■ Short problem ■
Identify each line below that contains the word "Nastavení", and copy it out.

[Collected data entries]

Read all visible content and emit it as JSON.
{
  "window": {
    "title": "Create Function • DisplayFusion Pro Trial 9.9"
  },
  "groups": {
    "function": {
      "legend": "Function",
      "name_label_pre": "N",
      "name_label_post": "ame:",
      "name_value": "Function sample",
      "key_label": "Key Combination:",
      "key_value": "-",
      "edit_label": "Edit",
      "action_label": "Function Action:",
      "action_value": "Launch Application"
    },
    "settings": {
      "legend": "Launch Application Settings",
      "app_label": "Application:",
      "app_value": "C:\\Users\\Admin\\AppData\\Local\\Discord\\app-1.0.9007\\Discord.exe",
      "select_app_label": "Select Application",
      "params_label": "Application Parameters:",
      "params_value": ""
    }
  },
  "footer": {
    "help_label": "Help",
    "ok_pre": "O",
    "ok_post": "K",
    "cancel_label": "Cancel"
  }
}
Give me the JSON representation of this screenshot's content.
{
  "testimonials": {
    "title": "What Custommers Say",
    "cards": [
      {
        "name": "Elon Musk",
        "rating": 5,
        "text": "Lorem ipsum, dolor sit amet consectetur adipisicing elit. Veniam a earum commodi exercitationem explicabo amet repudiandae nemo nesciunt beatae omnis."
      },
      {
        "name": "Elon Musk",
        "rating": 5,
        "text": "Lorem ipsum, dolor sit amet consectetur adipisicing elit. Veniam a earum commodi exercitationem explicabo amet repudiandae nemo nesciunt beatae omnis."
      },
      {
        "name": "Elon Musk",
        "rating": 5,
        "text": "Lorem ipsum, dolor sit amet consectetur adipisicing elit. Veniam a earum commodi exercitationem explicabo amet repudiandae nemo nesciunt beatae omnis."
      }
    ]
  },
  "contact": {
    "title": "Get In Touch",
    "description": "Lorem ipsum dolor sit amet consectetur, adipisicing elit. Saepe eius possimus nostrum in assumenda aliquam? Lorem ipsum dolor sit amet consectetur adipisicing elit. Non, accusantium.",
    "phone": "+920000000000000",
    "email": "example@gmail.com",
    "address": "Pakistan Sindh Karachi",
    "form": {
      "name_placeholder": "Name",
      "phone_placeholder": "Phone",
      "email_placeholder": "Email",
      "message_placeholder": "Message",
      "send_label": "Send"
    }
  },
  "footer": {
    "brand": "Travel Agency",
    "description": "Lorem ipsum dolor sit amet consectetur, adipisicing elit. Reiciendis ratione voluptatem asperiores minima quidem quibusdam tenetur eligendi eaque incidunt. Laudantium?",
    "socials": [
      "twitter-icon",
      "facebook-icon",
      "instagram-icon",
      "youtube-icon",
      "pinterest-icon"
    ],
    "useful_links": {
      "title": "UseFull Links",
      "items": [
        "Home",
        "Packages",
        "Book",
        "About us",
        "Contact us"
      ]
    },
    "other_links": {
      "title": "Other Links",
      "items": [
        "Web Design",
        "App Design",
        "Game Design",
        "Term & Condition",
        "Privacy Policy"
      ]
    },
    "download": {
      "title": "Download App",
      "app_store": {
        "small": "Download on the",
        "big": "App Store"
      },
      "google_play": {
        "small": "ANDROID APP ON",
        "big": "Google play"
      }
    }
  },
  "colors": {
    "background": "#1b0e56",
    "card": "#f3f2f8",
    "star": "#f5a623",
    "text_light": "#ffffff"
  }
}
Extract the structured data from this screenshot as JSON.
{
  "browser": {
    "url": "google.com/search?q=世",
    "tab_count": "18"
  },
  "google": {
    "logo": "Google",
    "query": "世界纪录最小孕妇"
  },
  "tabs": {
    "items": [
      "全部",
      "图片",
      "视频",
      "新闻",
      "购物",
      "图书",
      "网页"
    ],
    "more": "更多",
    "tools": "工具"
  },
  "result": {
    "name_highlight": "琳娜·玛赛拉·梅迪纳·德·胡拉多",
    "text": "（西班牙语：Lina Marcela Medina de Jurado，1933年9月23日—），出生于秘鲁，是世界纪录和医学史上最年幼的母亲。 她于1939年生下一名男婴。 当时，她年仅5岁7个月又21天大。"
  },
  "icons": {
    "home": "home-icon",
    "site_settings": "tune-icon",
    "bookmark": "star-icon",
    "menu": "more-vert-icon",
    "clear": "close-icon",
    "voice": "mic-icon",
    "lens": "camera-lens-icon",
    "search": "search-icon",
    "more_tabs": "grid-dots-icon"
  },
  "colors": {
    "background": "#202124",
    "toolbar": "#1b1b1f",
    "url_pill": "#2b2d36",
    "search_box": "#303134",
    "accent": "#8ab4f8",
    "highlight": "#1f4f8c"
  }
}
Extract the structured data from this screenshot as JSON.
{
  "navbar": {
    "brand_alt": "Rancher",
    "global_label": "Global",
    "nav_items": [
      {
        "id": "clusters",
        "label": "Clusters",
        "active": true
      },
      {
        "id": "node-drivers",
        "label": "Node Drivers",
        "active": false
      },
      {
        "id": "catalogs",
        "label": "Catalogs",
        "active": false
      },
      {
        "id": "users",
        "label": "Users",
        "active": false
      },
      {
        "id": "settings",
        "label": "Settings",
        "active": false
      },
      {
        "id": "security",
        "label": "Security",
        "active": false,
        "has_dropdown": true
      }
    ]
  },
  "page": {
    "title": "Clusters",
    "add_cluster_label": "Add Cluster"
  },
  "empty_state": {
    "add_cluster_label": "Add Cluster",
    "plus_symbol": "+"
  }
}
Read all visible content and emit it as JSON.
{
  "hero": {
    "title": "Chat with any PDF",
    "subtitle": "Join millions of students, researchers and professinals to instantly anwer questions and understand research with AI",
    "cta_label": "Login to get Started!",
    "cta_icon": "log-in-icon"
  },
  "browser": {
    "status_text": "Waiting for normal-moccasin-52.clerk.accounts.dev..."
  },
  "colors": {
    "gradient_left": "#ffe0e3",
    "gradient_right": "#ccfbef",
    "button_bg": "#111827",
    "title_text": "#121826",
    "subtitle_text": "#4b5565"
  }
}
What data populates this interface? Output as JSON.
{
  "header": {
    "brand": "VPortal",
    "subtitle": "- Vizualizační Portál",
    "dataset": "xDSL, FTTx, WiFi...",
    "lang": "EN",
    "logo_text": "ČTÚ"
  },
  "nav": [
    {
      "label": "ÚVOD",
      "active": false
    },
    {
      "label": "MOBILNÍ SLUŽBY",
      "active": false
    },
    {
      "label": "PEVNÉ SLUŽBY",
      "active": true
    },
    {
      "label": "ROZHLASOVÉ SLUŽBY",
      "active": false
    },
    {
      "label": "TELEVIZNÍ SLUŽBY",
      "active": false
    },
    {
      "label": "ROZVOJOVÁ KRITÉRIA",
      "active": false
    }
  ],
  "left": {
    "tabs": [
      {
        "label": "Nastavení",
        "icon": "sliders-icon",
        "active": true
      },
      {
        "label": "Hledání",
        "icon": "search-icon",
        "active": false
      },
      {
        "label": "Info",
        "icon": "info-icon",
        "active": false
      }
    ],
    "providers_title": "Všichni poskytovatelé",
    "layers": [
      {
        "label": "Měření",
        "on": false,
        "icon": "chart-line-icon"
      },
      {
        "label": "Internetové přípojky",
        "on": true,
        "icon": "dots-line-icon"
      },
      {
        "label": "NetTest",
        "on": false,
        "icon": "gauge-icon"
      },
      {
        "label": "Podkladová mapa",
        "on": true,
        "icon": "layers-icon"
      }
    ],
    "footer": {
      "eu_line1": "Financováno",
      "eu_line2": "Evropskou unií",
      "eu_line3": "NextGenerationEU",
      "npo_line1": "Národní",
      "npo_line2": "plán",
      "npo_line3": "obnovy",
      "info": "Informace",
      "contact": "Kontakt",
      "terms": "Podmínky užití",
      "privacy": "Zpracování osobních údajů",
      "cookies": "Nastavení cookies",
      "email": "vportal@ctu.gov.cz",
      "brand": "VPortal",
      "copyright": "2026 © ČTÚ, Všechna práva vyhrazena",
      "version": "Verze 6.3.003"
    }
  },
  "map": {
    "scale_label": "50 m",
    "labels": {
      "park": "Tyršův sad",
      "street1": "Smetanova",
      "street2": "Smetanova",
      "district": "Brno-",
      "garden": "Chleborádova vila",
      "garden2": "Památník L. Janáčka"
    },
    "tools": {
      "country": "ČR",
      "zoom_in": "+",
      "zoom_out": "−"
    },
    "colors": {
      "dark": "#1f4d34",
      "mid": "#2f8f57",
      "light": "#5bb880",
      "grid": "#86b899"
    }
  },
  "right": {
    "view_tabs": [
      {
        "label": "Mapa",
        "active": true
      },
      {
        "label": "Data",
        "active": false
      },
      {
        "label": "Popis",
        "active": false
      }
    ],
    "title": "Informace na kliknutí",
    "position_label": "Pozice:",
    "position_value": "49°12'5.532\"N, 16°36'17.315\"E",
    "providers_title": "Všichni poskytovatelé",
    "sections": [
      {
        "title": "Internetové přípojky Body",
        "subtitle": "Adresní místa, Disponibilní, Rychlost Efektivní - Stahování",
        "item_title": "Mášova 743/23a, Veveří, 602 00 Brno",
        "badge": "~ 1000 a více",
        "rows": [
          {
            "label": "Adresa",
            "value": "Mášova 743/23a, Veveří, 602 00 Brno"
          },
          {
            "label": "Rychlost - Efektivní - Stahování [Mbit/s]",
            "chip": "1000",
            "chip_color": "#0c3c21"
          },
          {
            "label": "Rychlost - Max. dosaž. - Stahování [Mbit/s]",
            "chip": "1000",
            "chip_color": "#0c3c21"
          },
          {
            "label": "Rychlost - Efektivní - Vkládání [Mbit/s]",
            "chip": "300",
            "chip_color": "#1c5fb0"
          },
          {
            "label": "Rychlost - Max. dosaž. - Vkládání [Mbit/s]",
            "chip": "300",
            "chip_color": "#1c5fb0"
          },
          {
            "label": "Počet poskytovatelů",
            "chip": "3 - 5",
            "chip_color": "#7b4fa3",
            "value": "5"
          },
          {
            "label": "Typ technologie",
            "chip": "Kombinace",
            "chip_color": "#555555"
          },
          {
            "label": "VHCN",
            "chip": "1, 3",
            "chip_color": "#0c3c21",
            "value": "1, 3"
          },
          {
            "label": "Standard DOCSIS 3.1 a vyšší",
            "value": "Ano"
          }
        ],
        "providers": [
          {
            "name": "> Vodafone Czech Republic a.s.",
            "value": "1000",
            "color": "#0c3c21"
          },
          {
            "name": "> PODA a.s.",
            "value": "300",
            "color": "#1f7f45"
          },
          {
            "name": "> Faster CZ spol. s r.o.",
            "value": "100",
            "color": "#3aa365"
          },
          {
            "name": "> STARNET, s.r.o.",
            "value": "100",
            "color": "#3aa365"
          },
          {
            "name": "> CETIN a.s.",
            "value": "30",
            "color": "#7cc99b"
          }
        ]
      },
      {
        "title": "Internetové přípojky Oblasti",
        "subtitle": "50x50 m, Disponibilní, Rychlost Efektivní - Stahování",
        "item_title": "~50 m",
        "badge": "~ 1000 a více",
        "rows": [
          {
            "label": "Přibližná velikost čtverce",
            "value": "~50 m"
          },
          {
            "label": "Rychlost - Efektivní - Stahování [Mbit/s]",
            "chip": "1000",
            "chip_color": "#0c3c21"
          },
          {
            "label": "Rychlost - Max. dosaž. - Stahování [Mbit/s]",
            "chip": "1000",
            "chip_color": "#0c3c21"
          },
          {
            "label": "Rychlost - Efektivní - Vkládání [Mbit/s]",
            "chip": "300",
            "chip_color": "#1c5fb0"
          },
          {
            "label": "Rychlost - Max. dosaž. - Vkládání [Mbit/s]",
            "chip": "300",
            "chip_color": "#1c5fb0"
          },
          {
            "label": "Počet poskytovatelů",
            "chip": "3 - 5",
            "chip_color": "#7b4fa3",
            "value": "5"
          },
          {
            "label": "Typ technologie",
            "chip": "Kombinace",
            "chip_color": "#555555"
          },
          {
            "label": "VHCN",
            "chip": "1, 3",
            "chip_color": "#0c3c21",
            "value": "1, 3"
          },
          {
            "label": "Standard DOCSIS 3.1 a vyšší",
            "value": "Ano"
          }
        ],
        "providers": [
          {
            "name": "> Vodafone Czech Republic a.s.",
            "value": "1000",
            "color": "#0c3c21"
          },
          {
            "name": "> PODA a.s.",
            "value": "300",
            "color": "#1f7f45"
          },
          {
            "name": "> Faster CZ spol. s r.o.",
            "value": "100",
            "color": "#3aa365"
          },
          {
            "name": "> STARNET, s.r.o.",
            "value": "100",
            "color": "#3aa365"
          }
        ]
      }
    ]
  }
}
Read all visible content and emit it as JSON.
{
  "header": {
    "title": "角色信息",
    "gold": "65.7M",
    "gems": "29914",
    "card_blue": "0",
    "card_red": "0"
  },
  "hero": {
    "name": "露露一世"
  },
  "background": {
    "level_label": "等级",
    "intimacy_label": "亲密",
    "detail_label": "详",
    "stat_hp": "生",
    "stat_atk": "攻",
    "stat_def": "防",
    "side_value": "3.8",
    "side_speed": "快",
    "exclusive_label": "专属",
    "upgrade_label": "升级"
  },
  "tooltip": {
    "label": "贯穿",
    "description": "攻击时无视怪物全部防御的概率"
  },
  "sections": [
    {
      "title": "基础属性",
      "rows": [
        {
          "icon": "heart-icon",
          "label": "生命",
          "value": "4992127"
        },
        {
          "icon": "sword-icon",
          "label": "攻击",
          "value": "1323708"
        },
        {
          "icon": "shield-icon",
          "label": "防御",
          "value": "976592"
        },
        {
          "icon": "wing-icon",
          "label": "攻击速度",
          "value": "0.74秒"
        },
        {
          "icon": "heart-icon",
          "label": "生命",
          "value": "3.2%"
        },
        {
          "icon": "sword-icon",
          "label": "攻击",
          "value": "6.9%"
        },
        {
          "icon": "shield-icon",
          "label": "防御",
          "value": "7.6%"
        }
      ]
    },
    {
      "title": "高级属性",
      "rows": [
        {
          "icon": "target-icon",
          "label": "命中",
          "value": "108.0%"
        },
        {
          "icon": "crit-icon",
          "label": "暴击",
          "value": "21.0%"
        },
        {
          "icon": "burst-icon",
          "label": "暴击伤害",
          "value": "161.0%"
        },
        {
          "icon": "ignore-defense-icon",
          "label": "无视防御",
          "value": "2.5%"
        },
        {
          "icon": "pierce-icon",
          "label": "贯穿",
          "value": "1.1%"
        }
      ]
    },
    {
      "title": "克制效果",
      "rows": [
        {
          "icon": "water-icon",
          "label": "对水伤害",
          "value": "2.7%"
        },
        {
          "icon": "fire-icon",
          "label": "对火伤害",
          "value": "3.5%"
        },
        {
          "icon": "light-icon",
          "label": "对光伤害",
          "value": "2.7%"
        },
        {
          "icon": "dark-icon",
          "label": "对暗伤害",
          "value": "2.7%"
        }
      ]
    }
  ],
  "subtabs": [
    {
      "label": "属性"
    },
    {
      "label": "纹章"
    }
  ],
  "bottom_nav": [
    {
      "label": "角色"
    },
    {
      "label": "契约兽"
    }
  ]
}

■ Task solution ■
        "label": "Nastavení",
      "cookies": "Nastavení cookies",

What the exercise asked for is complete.